**Exercise**. Pick out the lines below that contain the string "clave" and copy them all.

**Material provided**.
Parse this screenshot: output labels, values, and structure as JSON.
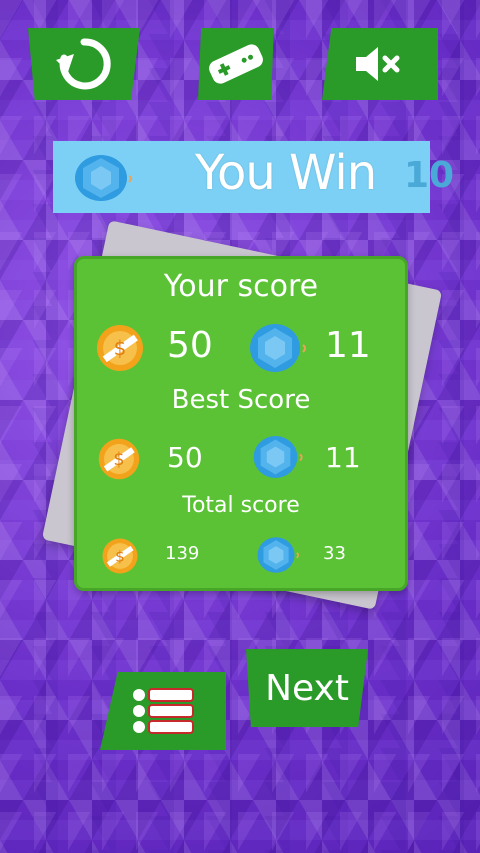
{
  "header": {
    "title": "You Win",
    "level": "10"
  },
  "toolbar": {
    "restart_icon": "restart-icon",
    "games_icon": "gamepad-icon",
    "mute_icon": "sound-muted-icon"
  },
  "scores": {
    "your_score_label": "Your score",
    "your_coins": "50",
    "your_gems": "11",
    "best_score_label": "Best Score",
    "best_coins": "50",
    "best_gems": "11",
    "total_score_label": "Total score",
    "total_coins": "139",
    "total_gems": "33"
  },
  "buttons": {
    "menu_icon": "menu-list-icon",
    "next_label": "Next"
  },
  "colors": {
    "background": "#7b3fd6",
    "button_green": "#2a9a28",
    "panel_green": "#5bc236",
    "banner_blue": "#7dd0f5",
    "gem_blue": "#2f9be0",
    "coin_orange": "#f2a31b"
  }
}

...

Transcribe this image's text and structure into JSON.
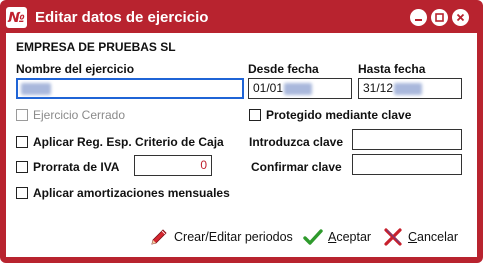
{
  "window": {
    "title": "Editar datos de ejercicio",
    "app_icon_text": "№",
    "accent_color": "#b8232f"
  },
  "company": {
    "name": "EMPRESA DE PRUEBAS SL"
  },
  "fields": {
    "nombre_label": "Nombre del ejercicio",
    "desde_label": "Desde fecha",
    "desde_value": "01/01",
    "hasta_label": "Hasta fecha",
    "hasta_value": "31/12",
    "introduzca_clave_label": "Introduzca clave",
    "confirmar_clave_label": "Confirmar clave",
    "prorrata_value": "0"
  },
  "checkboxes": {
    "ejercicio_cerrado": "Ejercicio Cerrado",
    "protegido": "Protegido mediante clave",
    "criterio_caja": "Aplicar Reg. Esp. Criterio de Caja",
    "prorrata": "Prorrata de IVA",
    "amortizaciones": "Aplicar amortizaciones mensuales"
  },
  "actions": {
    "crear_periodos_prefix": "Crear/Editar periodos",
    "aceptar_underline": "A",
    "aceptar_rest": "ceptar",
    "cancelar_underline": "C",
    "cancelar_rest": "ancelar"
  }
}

--

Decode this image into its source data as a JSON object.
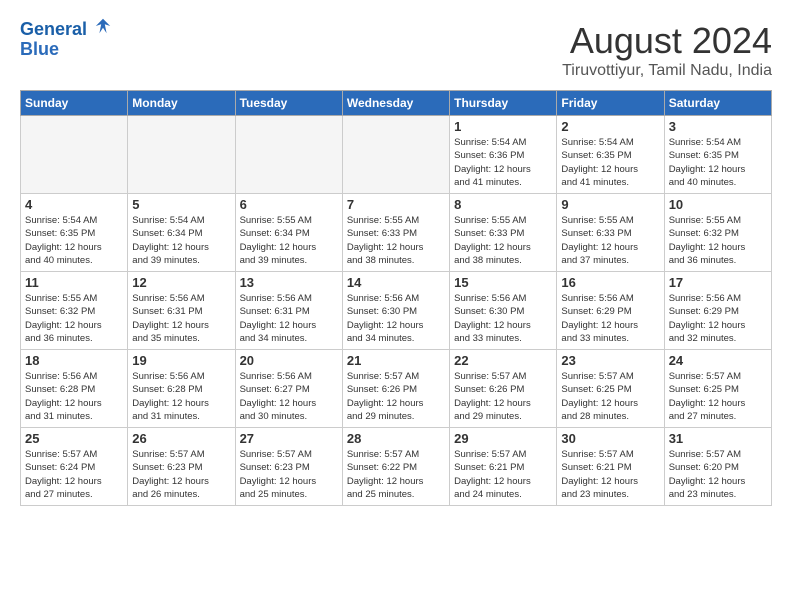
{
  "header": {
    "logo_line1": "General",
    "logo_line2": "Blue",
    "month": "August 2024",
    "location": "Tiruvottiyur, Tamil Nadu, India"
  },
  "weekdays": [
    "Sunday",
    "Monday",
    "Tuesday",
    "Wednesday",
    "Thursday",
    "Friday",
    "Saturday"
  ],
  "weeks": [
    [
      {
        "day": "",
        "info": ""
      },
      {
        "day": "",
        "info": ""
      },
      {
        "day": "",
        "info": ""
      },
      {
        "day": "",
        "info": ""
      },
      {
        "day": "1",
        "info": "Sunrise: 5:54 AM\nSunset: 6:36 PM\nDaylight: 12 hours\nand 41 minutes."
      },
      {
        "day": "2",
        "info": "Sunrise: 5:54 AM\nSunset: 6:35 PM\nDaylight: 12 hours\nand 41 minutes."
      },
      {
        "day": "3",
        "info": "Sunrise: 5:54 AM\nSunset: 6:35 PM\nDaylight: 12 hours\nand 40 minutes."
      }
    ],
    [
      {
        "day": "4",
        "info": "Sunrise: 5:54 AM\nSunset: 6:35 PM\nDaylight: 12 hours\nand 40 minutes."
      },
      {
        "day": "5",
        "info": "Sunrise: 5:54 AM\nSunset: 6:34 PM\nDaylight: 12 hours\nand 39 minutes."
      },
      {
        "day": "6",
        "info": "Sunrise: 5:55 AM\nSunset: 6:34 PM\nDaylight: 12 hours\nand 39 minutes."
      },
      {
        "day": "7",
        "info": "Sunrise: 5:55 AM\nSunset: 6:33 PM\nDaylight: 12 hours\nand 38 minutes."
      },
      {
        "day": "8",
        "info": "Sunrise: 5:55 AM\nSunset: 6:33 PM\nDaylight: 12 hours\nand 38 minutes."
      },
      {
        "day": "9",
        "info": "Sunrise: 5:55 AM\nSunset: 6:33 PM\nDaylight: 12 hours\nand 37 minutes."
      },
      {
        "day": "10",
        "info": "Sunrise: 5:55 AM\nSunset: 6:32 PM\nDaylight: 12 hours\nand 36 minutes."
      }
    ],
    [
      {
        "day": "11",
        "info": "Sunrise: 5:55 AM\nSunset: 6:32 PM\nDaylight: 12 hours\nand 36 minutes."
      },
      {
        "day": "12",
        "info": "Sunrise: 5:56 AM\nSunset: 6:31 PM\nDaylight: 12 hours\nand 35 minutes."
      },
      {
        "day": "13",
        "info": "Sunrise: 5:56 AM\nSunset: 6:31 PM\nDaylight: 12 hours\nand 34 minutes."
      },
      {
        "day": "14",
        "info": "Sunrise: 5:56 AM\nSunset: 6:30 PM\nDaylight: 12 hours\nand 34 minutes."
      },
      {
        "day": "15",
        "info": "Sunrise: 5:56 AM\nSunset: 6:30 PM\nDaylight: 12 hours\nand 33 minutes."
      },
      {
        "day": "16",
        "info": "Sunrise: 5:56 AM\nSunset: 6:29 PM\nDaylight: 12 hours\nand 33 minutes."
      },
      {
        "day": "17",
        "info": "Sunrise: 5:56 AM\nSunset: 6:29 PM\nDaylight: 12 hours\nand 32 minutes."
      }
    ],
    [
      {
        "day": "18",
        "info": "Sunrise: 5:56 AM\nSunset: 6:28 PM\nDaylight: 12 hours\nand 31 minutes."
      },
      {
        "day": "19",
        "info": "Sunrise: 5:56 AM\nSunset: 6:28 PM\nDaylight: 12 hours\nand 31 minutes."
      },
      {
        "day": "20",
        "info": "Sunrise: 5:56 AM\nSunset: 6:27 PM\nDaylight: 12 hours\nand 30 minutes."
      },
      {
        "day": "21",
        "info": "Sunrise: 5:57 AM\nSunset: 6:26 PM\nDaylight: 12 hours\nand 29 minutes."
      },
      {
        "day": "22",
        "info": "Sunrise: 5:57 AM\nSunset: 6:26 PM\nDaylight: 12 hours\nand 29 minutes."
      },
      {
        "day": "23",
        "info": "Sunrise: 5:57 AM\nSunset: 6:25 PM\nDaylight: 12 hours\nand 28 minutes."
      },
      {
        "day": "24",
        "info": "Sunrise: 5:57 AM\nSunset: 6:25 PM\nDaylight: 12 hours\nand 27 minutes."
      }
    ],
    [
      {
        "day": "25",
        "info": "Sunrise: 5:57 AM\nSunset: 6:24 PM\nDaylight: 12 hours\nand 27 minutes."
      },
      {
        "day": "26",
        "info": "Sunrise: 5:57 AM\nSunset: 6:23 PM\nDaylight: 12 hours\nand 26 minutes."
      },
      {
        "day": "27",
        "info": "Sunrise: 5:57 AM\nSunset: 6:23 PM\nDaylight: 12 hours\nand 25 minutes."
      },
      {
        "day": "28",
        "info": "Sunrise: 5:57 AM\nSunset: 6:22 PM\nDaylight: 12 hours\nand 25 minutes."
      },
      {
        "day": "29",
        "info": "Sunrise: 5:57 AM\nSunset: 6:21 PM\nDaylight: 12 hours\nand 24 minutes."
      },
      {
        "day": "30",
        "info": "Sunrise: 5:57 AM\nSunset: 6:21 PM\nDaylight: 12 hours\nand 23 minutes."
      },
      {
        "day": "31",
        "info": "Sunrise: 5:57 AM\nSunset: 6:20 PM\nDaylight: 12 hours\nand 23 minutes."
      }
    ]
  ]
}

**Exercise solution**.
    "introduzca_clave_label": "Introduzca clave",
    "confirmar_clave_label": "Confirmar clave",
    "protegido": "Protegido mediante clave",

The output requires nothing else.